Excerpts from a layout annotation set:
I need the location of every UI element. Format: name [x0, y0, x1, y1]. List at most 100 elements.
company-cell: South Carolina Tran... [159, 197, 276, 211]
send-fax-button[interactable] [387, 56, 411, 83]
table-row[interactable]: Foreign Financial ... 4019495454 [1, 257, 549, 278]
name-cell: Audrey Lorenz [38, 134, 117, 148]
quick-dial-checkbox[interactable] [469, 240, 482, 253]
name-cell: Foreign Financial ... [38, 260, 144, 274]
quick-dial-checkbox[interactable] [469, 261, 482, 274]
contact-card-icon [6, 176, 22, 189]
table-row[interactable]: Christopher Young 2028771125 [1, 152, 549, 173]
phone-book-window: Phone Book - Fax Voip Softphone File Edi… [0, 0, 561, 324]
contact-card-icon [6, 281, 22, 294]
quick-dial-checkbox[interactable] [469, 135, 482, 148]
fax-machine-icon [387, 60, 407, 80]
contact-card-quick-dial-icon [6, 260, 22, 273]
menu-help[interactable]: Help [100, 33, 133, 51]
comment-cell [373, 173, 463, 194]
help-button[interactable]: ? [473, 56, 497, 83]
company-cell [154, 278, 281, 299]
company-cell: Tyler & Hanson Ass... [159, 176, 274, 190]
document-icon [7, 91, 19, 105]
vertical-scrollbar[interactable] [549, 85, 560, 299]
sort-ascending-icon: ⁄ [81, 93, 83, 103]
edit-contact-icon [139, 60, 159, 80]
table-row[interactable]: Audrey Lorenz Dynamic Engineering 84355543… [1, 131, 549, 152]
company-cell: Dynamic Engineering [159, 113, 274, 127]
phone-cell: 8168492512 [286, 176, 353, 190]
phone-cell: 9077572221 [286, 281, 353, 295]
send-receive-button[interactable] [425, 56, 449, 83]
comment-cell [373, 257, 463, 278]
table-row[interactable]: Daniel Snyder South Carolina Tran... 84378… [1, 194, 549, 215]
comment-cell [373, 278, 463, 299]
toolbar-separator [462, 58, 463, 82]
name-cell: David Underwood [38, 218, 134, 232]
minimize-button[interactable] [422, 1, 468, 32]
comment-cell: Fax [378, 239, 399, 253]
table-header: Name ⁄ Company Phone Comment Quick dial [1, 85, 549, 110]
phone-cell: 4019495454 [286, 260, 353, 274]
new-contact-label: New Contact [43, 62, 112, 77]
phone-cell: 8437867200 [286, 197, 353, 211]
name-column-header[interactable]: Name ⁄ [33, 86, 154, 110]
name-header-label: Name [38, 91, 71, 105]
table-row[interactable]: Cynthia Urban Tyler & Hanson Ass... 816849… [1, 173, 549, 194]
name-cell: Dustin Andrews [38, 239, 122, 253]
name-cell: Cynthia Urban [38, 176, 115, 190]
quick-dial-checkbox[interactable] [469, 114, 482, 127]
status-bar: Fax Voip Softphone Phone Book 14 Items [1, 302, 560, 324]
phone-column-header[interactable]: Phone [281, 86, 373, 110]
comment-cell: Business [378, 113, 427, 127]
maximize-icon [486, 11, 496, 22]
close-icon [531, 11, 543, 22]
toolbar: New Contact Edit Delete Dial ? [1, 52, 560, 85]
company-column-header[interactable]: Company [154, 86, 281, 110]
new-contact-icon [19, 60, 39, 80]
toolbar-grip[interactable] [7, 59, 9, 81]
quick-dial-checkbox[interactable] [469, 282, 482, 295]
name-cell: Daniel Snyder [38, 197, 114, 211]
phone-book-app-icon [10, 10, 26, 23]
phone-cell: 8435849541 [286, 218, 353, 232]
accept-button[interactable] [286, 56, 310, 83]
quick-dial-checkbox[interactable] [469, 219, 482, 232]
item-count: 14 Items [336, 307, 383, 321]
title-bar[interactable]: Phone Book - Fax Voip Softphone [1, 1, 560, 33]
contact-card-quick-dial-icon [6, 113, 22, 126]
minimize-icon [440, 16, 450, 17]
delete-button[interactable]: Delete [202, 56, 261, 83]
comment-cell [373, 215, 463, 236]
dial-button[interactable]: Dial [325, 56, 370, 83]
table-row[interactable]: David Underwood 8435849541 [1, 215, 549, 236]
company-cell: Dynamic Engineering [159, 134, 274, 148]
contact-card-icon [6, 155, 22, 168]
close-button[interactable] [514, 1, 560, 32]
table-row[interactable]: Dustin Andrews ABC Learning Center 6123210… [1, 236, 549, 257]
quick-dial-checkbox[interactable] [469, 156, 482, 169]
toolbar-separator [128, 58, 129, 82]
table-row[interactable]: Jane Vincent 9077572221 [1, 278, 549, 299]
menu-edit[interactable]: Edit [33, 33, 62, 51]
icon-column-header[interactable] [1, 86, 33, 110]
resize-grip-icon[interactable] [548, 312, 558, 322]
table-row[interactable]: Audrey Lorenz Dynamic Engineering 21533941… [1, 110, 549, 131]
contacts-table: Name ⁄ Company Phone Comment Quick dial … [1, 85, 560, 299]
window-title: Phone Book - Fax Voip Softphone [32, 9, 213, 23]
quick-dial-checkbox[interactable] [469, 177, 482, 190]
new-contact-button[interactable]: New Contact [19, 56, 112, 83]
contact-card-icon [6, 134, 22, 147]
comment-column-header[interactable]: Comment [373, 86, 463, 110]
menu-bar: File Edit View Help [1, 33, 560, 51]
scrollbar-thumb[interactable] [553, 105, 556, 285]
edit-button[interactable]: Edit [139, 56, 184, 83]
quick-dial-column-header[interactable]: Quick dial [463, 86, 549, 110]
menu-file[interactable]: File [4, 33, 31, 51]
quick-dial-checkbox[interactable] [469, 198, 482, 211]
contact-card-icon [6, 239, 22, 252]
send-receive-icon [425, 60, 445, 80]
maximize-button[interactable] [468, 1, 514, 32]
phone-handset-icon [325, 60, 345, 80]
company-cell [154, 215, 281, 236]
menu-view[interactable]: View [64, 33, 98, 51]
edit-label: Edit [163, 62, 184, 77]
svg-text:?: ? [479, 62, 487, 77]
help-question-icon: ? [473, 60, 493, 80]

Your goal: Please convert the listing into a Markdown table with the columns "Row" and "Line," starting at its first line and ending after the line that contains "sort-ascending-icon: ⁄ [81, 93, 83, 103]". Number each line in order and leave out any blank lines.

Problem solution:
| Row | Line |
|---|---|
| 1 | I need the location of every UI element. Format: name [x0, y0, x1, y1]. List at most 100 elements. |
| 2 | company-cell: South Carolina Tran... [159, 197, 276, 211] |
| 3 | send-fax-button[interactable] [387, 56, 411, 83] |
| 4 | table-row[interactable]: Foreign Financial ... 4019495454 [1, 257, 549, 278] |
| 5 | name-cell: Audrey Lorenz [38, 134, 117, 148] |
| 6 | quick-dial-checkbox[interactable] [469, 240, 482, 253] |
| 7 | name-cell: Foreign Financial ... [38, 260, 144, 274] |
| 8 | quick-dial-checkbox[interactable] [469, 261, 482, 274] |
| 9 | contact-card-icon [6, 176, 22, 189] |
| 10 | table-row[interactable]: Christopher Young 2028771125 [1, 152, 549, 173] |
| 11 | phone-book-window: Phone Book - Fax Voip Softphone File Edi… [0, 0, 561, 324] |
| 12 | contact-card-icon [6, 281, 22, 294] |
| 13 | quick-dial-checkbox[interactable] [469, 135, 482, 148] |
| 14 | fax-machine-icon [387, 60, 407, 80] |
| 15 | contact-card-quick-dial-icon [6, 260, 22, 273] |
| 16 | menu-help[interactable]: Help [100, 33, 133, 51] |
| 17 | comment-cell [373, 173, 463, 194] |
| 18 | help-button[interactable]: ? [473, 56, 497, 83] |
| 19 | company-cell [154, 278, 281, 299] |
| 20 | company-cell: Tyler & Hanson Ass... [159, 176, 274, 190] |
| 21 | document-icon [7, 91, 19, 105] |
| 22 | vertical-scrollbar[interactable] [549, 85, 560, 299] |
| 23 | sort-ascending-icon: ⁄ [81, 93, 83, 103] |